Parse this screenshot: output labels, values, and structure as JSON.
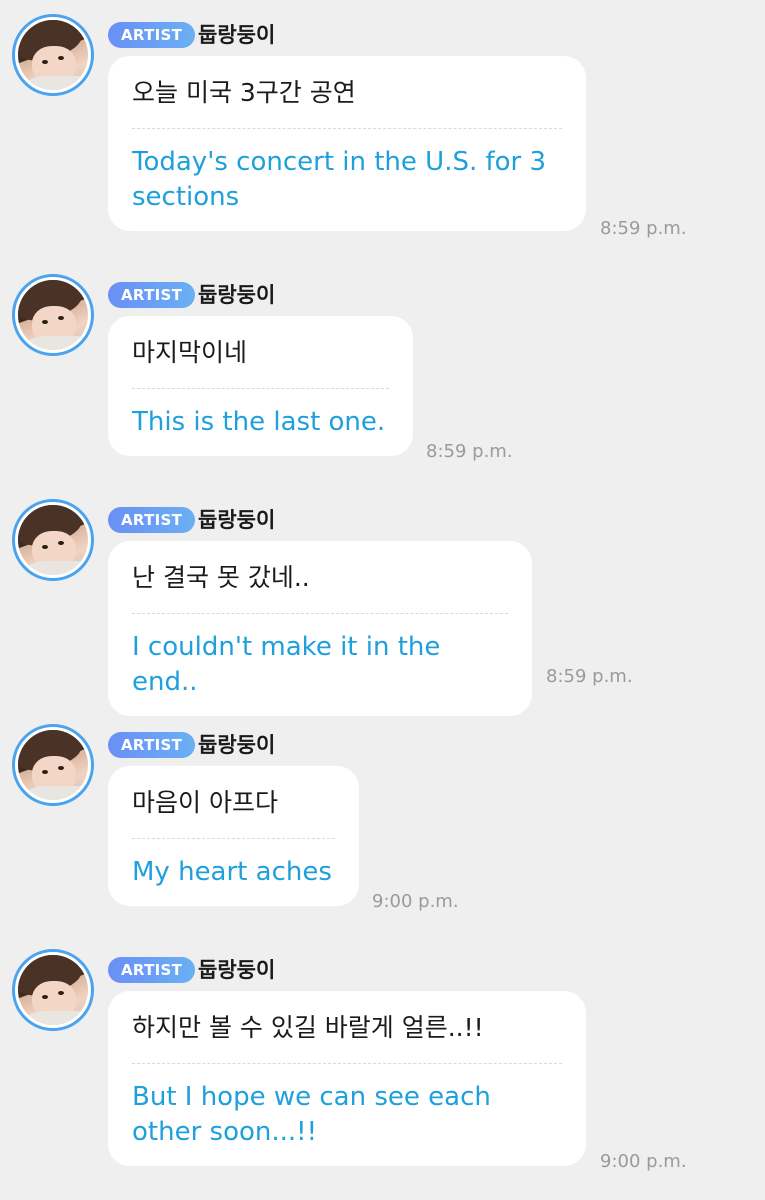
{
  "messages": [
    {
      "badge": "ARTIST",
      "name": "둡랑둥이",
      "original": "오늘 미국 3구간 공연",
      "translation": "Today's concert in the U.S. for 3 sections",
      "time": "8:59 p.m."
    },
    {
      "badge": "ARTIST",
      "name": "둡랑둥이",
      "original": "마지막이네",
      "translation": "This is the last one.",
      "time": "8:59 p.m."
    },
    {
      "badge": "ARTIST",
      "name": "둡랑둥이",
      "original": "난 결국 못 갔네..",
      "translation": "I couldn't make it in the end..",
      "time": "8:59 p.m."
    },
    {
      "badge": "ARTIST",
      "name": "둡랑둥이",
      "original": "마음이 아프다",
      "translation": "My heart aches",
      "time": "9:00 p.m."
    },
    {
      "badge": "ARTIST",
      "name": "둡랑둥이",
      "original": "하지만 볼 수 있길 바랄게 얼른..!!",
      "translation": "But I hope we can see each other soon...!!",
      "time": "9:00 p.m."
    }
  ]
}
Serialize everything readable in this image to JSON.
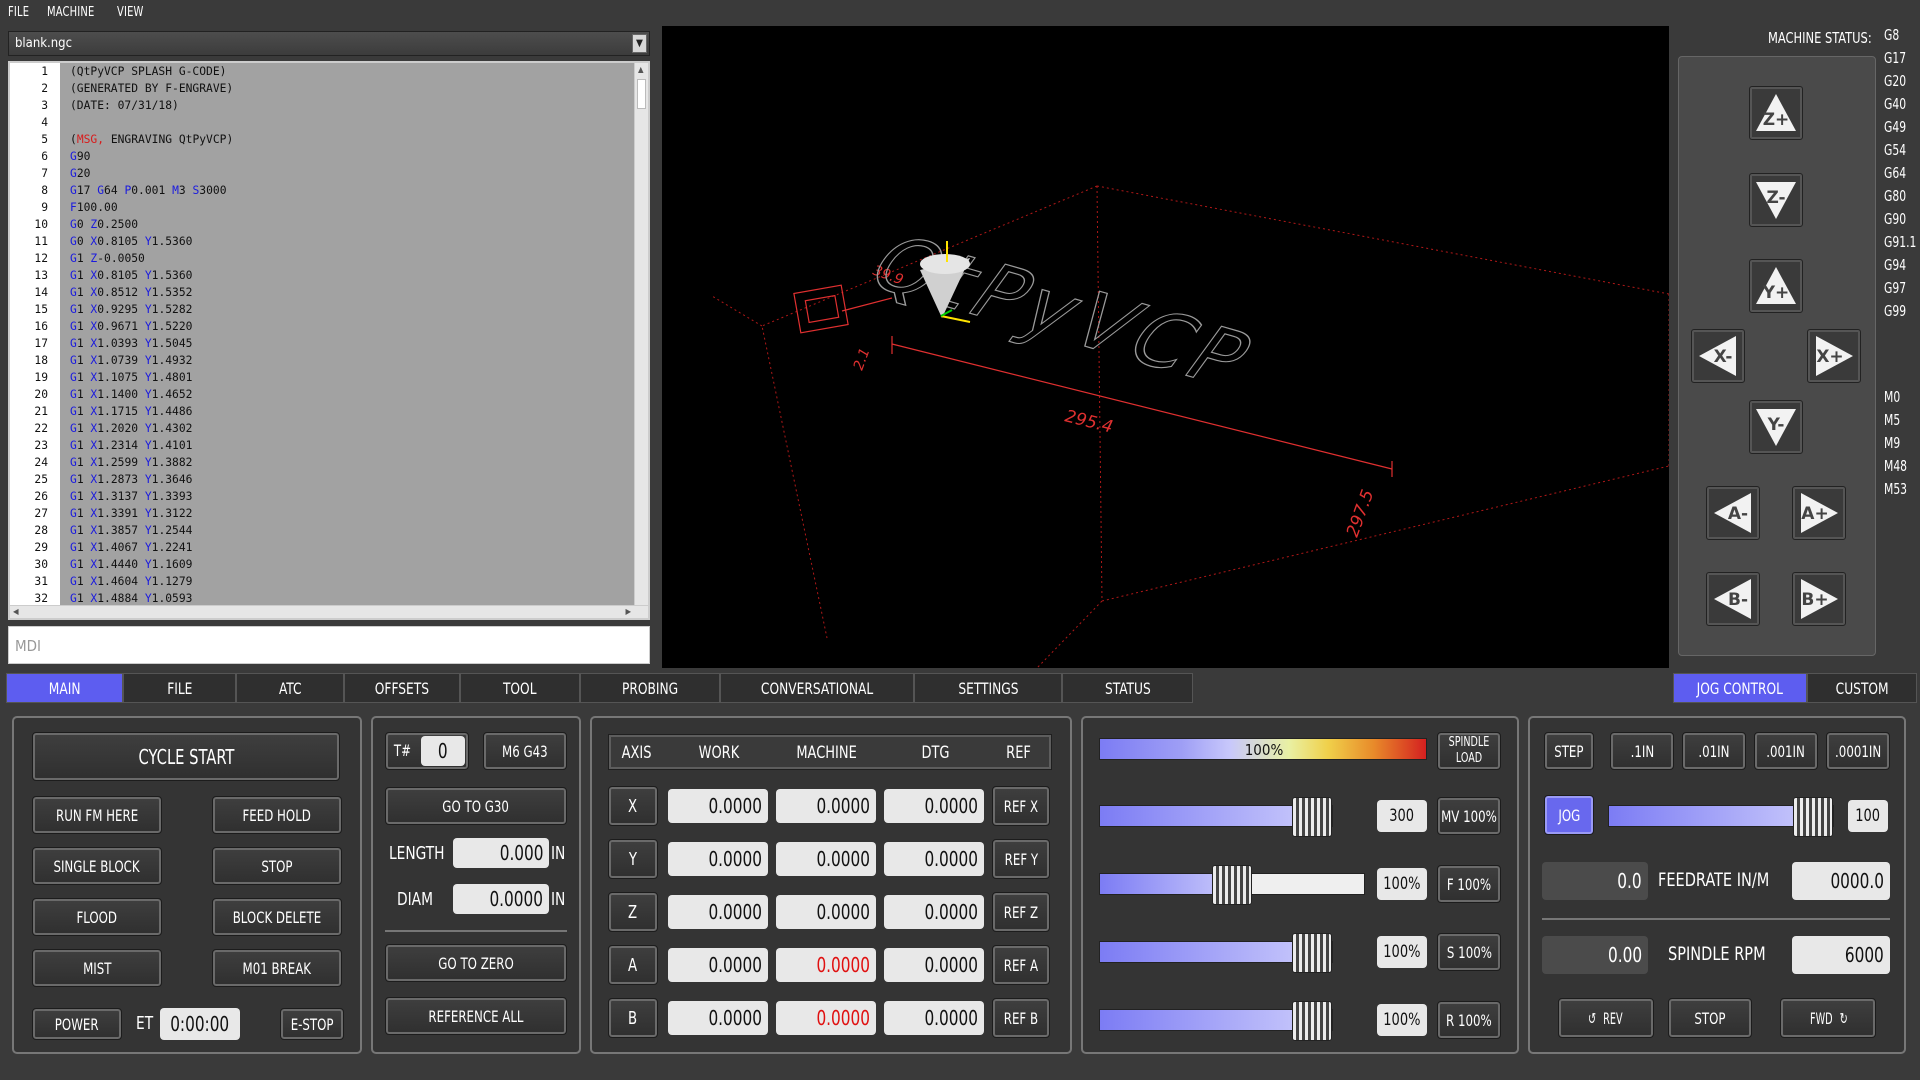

______

• **WORK TO COMPLETE**
Without including any pictures, print each record exactly.

• **CORRECT RESPONSE**
Parse this screenshot: output labels, values, and structure as JSON.
{
  "messages": [
    {
      "badge": "ARTIST",
      "name": "둡랑둥이",
      "original": "오늘 미국 3구간 공연",
      "translation": "Today's concert in the U.S. for 3 sections",
      "time": "8:59 p.m."
    },
    {
      "badge": "ARTIST",
      "name": "둡랑둥이",
      "original": "마지막이네",
      "translation": "This is the last one.",
      "time": "8:59 p.m."
    },
    {
      "badge": "ARTIST",
      "name": "둡랑둥이",
      "original": "난 결국 못 갔네..",
      "translation": "I couldn't make it in the end..",
      "time": "8:59 p.m."
    },
    {
      "badge": "ARTIST",
      "name": "둡랑둥이",
      "original": "마음이 아프다",
      "translation": "My heart aches",
      "time": "9:00 p.m."
    },
    {
      "badge": "ARTIST",
      "name": "둡랑둥이",
      "original": "하지만 볼 수 있길 바랄게 얼른..!!",
      "translation": "But I hope we can see each other soon...!!",
      "time": "9:00 p.m."
    }
  ]
}
Serialize everything readable in this image to JSON.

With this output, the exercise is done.